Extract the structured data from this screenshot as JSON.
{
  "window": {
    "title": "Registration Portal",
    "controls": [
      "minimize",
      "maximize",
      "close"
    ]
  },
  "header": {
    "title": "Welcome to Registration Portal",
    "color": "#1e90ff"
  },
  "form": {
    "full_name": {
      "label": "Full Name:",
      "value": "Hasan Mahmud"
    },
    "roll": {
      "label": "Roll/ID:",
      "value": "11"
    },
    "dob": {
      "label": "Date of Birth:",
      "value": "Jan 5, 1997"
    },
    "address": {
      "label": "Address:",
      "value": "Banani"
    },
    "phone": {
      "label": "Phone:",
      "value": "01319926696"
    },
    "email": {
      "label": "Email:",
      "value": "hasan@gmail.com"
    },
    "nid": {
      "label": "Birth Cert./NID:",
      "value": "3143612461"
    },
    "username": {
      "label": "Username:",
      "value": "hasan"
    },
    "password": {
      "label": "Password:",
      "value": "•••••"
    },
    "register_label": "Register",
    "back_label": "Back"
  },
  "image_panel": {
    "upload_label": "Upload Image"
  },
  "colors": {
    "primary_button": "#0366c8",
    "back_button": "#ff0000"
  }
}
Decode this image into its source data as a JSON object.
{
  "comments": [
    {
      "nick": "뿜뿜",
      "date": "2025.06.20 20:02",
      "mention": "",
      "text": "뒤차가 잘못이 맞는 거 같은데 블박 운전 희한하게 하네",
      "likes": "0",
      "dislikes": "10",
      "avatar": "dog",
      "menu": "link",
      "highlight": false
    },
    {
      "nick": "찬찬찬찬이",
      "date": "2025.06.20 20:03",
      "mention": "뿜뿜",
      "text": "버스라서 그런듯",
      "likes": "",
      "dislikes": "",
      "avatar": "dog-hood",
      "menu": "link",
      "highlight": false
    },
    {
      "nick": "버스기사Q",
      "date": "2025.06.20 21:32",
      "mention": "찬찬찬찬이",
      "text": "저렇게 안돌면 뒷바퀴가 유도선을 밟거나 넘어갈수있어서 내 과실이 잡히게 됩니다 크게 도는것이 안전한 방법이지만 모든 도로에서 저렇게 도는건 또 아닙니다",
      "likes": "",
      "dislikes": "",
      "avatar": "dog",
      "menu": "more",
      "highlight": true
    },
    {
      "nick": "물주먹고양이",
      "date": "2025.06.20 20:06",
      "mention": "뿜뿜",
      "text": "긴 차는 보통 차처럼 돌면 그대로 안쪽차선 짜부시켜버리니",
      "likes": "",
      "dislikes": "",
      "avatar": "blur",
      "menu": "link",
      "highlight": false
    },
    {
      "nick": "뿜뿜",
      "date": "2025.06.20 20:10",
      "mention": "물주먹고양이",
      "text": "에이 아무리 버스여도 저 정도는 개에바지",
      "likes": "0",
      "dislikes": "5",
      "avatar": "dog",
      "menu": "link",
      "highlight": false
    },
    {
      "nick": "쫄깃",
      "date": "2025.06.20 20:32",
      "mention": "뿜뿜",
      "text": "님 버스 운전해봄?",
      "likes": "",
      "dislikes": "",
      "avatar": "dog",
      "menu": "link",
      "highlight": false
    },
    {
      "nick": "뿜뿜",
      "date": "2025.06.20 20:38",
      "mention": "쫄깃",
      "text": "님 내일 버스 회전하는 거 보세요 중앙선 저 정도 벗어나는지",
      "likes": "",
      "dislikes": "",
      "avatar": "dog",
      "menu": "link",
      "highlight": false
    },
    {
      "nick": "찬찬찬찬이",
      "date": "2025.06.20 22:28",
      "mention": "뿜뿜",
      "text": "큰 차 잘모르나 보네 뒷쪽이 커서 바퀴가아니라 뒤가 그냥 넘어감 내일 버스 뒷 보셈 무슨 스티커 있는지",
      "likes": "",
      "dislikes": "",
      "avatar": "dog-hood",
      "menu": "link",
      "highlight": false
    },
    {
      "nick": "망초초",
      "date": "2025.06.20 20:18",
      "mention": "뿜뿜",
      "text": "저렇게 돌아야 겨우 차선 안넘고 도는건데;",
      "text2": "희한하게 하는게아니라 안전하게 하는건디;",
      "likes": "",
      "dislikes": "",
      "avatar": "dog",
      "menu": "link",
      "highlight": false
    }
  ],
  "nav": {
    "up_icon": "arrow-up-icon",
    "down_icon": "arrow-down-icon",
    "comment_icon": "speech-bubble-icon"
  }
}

+--

Pick out every line of the listing containing the word "title", and show those lines.

- [Answer to the problem]
    "title": "Registration Portal",
    "title": "Welcome to Registration Portal",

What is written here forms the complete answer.